(Directions): Locate and copy each line in the data that contains the word "name".

Extracts from a graphics dataset
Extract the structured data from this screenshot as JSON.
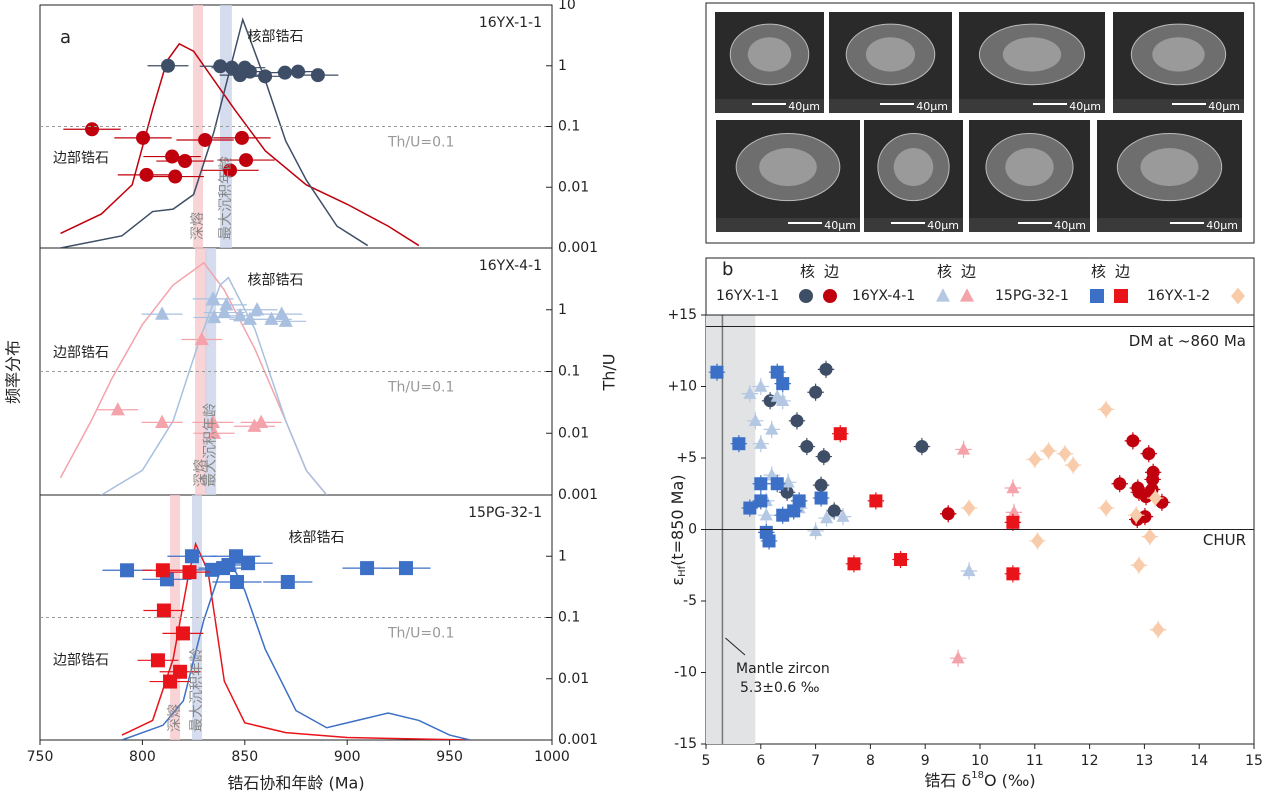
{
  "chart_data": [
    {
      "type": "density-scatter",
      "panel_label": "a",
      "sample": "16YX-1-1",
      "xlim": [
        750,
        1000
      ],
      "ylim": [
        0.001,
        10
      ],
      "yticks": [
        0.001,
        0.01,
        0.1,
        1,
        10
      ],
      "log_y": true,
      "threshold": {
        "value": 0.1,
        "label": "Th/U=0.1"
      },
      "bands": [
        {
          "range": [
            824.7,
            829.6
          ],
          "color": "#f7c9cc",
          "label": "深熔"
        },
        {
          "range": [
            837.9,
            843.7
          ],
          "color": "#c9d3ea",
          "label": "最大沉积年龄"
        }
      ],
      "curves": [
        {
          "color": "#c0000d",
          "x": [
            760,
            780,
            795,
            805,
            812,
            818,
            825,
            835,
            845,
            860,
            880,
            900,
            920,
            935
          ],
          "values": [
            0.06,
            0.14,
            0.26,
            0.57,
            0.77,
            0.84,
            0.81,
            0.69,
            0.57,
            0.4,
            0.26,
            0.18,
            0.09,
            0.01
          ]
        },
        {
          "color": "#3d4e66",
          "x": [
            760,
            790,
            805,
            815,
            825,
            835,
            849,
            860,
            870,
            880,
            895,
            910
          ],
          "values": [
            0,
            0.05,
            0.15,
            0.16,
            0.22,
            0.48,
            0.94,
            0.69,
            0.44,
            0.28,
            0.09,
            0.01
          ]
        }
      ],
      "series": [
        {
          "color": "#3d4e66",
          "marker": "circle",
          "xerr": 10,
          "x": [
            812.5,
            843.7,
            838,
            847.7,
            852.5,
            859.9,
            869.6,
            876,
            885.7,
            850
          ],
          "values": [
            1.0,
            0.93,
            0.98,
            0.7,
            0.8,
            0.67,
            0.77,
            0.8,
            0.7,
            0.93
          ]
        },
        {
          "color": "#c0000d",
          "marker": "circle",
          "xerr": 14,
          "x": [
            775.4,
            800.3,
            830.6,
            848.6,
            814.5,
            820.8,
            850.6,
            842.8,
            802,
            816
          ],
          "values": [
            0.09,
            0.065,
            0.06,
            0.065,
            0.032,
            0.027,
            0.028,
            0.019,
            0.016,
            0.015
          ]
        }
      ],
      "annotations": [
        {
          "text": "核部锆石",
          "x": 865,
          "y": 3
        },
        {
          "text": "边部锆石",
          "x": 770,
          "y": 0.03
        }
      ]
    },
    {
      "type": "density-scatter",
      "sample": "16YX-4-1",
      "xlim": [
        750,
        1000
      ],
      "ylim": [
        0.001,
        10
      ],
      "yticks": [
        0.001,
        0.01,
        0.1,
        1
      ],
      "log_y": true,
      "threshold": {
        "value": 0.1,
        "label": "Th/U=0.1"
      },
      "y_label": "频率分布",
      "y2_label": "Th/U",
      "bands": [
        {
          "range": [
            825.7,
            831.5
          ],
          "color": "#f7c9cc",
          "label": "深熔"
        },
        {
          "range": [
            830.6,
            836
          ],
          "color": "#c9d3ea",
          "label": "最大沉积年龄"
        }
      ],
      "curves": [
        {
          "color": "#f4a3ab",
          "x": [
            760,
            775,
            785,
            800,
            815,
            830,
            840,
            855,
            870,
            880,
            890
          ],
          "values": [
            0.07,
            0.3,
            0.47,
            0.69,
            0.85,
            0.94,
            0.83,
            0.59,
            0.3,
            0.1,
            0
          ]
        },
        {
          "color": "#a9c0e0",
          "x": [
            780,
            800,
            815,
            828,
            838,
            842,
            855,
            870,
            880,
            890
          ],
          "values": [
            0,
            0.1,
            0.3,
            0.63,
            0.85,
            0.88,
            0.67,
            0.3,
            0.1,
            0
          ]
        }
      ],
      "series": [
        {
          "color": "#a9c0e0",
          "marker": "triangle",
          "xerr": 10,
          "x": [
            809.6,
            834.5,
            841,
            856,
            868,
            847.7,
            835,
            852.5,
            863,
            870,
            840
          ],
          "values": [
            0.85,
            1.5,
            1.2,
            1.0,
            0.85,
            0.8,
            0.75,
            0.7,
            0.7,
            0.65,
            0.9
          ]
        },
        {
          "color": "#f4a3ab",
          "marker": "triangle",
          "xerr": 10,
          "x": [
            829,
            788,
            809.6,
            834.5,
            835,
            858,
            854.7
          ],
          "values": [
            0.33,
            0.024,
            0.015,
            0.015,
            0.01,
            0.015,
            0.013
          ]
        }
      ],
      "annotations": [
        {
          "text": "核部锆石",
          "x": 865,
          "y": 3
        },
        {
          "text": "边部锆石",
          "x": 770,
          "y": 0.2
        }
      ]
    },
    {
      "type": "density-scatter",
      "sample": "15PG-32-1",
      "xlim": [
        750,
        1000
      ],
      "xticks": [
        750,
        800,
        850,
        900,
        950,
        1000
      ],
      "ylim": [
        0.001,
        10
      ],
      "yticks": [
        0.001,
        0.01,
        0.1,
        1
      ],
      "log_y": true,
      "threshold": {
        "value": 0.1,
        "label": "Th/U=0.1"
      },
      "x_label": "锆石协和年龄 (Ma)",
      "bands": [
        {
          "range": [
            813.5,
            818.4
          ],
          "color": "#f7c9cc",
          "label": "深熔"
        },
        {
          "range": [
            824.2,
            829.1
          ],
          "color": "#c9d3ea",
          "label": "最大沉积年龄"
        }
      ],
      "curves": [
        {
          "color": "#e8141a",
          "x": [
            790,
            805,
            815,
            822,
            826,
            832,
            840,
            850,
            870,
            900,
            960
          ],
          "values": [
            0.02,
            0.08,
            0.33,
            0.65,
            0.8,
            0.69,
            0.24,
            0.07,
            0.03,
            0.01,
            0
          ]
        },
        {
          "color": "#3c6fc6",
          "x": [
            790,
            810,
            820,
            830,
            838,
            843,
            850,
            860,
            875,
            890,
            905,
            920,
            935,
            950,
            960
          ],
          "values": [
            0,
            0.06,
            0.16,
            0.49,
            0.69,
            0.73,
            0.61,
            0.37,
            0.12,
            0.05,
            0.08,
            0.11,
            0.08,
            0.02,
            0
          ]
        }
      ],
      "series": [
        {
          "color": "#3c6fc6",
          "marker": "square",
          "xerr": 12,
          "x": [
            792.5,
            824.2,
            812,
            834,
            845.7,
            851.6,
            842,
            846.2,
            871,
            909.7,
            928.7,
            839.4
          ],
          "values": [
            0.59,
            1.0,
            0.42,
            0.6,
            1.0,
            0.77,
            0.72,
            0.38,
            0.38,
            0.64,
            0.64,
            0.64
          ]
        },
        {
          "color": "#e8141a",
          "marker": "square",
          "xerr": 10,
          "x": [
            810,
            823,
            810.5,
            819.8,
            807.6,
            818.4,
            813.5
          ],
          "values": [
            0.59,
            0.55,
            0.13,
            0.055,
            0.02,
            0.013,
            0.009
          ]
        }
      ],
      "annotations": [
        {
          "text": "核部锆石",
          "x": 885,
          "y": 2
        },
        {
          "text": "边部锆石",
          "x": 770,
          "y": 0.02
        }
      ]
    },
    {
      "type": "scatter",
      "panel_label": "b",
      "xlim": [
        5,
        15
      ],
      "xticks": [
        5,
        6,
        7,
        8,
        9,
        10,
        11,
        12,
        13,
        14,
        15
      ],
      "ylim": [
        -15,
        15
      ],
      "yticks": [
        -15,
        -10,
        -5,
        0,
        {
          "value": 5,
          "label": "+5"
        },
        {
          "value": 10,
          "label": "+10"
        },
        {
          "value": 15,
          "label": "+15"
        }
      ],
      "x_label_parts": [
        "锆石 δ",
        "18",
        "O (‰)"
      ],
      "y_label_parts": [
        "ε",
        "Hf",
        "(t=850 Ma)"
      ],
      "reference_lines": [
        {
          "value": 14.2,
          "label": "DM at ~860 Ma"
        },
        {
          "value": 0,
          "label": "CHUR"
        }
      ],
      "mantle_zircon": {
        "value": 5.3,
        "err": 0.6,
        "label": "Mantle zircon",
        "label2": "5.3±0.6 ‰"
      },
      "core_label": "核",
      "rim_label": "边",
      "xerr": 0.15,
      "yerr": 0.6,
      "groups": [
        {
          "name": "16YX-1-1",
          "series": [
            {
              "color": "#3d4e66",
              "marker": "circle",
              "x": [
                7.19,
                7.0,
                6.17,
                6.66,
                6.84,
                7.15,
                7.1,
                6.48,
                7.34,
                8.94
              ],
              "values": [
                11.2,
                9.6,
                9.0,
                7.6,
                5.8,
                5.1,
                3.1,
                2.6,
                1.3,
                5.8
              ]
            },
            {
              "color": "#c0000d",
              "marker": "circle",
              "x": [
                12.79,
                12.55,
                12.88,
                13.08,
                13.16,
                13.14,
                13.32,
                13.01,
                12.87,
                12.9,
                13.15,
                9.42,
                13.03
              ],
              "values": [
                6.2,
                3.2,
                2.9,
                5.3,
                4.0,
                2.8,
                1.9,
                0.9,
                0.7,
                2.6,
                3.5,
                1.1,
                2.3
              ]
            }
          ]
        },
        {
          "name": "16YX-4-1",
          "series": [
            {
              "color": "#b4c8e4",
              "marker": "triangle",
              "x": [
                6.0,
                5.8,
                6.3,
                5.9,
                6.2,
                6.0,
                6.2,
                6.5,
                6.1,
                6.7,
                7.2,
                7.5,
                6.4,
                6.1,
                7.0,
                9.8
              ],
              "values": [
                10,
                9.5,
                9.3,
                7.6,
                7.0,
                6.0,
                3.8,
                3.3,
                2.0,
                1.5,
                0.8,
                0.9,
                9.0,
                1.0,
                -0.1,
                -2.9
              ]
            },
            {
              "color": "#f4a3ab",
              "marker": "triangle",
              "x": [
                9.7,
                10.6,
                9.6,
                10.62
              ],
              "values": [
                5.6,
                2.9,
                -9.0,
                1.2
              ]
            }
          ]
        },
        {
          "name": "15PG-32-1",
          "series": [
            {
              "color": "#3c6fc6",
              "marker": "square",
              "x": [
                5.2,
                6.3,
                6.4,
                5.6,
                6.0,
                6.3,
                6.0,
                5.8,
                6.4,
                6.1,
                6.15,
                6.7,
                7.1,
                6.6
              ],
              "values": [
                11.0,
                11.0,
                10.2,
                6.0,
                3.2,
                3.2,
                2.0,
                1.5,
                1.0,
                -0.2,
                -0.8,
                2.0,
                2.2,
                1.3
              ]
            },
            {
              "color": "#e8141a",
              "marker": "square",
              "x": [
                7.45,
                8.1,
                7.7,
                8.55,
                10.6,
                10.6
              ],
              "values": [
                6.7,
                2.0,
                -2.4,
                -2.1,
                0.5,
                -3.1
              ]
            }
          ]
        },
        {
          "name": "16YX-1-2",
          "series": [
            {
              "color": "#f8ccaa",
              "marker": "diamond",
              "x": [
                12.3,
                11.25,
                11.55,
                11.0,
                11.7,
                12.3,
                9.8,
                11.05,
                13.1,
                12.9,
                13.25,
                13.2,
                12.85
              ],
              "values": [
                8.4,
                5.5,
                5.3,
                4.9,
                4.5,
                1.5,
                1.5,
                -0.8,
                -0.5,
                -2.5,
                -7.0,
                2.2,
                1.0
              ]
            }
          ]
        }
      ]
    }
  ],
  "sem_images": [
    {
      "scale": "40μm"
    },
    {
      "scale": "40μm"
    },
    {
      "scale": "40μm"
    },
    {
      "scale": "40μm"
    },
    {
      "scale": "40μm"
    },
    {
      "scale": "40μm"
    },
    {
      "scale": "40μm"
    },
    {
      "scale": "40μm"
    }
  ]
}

(Complete output):
          "name": "16YX-1-1",
          "name": "16YX-4-1",
          "name": "15PG-32-1",
          "name": "16YX-1-2",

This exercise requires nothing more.